## TASK DESCRIPTION:
Find every line in the records below that holds the word "investments", and copy it out.

## EXERCISE MATERIALS:
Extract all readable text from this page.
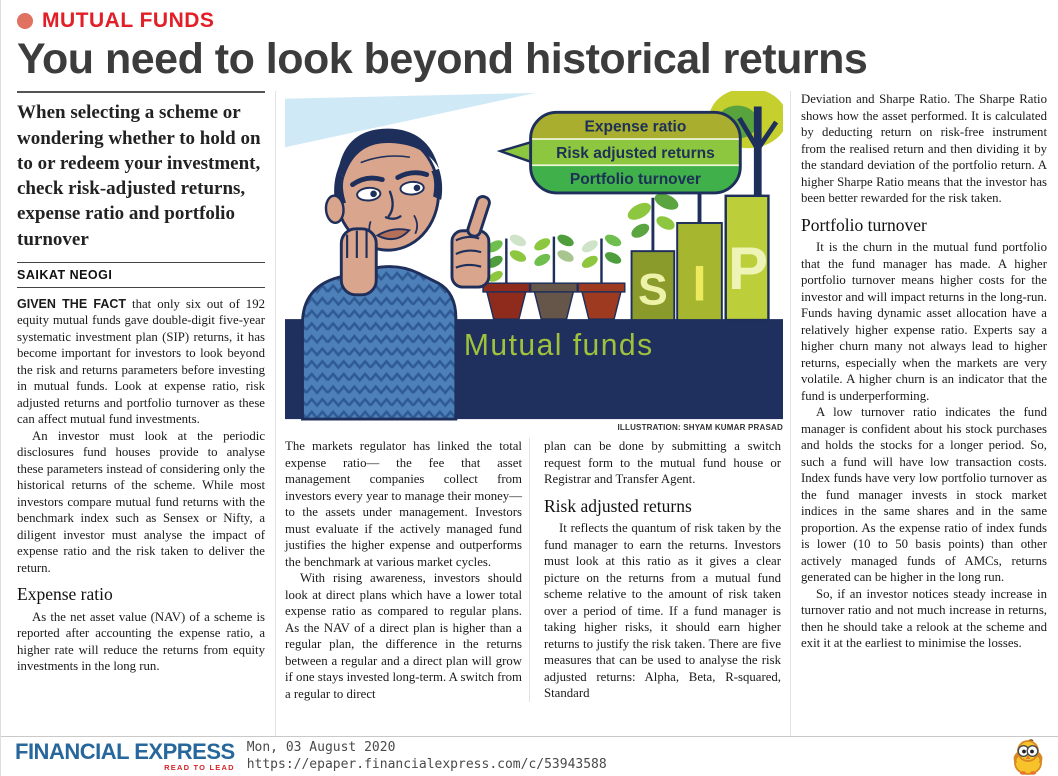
MUTUAL FUNDS
You need to look beyond historical returns
When selecting a scheme or wondering whether to hold on to or redeem your investment, check risk-adjusted returns, expense ratio and portfolio turnover
SAIKAT NEOGI

GIVEN THE FACT that only six out of 192 equity mutual funds gave double-digit five-year systematic investment plan (SIP) returns, it has become important for investors to look beyond the risk and returns parameters before investing in mutual funds. Look at expense ratio, risk adjusted returns and portfolio turnover as these can affect mutual fund investments.

An investor must look at the periodic disclosures fund houses provide to analyse these parameters instead of considering only the historical returns of the scheme. While most investors compare mutual fund returns with the benchmark index such as Sensex or Nifty, a diligent investor must analyse the impact of expense ratio and the risk taken to deliver the return.

Expense ratio

As the net asset value (NAV) of a scheme is reported after accounting the expense ratio, a higher rate will reduce the returns from equity investments in the long run.

S I P
Expense ratio
Risk adjusted returns
Portfolio turnover
Mutual funds
ILLUSTRATION: SHYAM KUMAR PRASAD

The markets regulator has linked the total expense ratio— the fee that asset management companies collect from investors every year to manage their money—to the assets under management. Investors must evaluate if the actively managed fund justifies the higher expense and outperforms the benchmark at various market cycles.

With rising awareness, investors should look at direct plans which have a lower total expense ratio as compared to regular plans. As the NAV of a direct plan is higher than a regular plan, the difference in the returns between a regular and a direct plan will grow if one stays invested long-term. A switch from a regular to direct

plan can be done by submitting a switch request form to the mutual fund house or Registrar and Transfer Agent.

Risk adjusted returns

It reflects the quantum of risk taken by the fund manager to earn the returns. Investors must look at this ratio as it gives a clear picture on the returns from a mutual fund scheme relative to the amount of risk taken over a period of time. If a fund manager is taking higher risks, it should earn higher returns to justify the risk taken. There are five measures that can be used to analyse the risk adjusted returns: Alpha, Beta, R-squared, Standard

Deviation and Sharpe Ratio. The Sharpe Ratio shows how the asset performed. It is calculated by deducting return on risk-free instrument from the realised return and then dividing it by the standard deviation of the portfolio return. A higher Sharpe Ratio means that the investor has been better rewarded for the risk taken.

Portfolio turnover

It is the churn in the mutual fund portfolio that the fund manager has made. A higher portfolio turnover means higher costs for the investor and will impact returns in the long-run. Funds having dynamic asset allocation have a relatively higher expense ratio. Experts say a higher churn many not always lead to higher returns, especially when the markets are very volatile. A higher churn is an indicator that the fund is underperforming.

A low turnover ratio indicates the fund manager is confident about his stock purchases and holds the stocks for a longer period. So, such a fund will have low transaction costs. Index funds have very low portfolio turnover as the fund manager invests in stock market indices in the same shares and in the same proportion. As the expense ratio of index funds is lower (10 to 50 basis points) than other actively managed funds of AMCs, returns generated can be higher in the long run.

So, if an investor notices steady increase in turnover ratio and not much increase in returns, then he should take a relook at the scheme and exit it at the earliest to minimise the losses.

FINANCIAL EXPRESS
READ TO LEAD
Mon, 03 August 2020
https://epaper.financialexpress.com/c/53943588
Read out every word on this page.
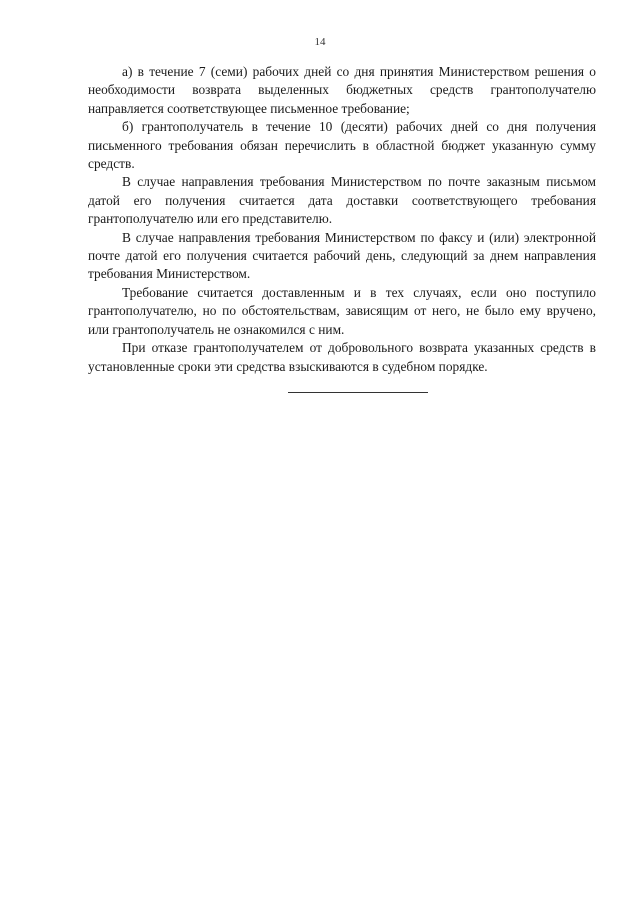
14

а) в течение 7 (семи) рабочих дней со дня принятия Министерством решения о необходимости возврата выделенных бюджетных средств грантополучателю направляется соответствующее письменное требование;

б) грантополучатель в течение 10 (десяти) рабочих дней со дня получения письменного требования обязан перечислить в областной бюджет указанную сумму средств.

В случае направления требования Министерством по почте заказным письмом датой его получения считается дата доставки соответствующего требования грантополучателю или его представителю.

В случае направления требования Министерством по факсу и (или) электронной почте датой его получения считается рабочий день, следующий за днем направления требования Министерством.

Требование считается доставленным и в тех случаях, если оно поступило грантополучателю, но по обстоятельствам, зависящим от него, не было ему вручено, или грантополучатель не ознакомился с ним.

При отказе грантополучателем от добровольного возврата указанных средств в установленные сроки эти средства взыскиваются в судебном порядке.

## ANSWER FOR THIS EXERCISE:
GIVEN THE FACT that only six out of 192 equity mutual funds gave double-digit five-year systematic investment plan (SIP) returns, it has become important for investors to look beyond the risk and returns parameters before investing in mutual funds. Look at expense ratio, risk adjusted returns and portfolio turnover as these can affect mutual fund investments.
As the net asset value (NAV) of a scheme is reported after accounting the expense ratio, a higher rate will reduce the returns from equity investments in the long run.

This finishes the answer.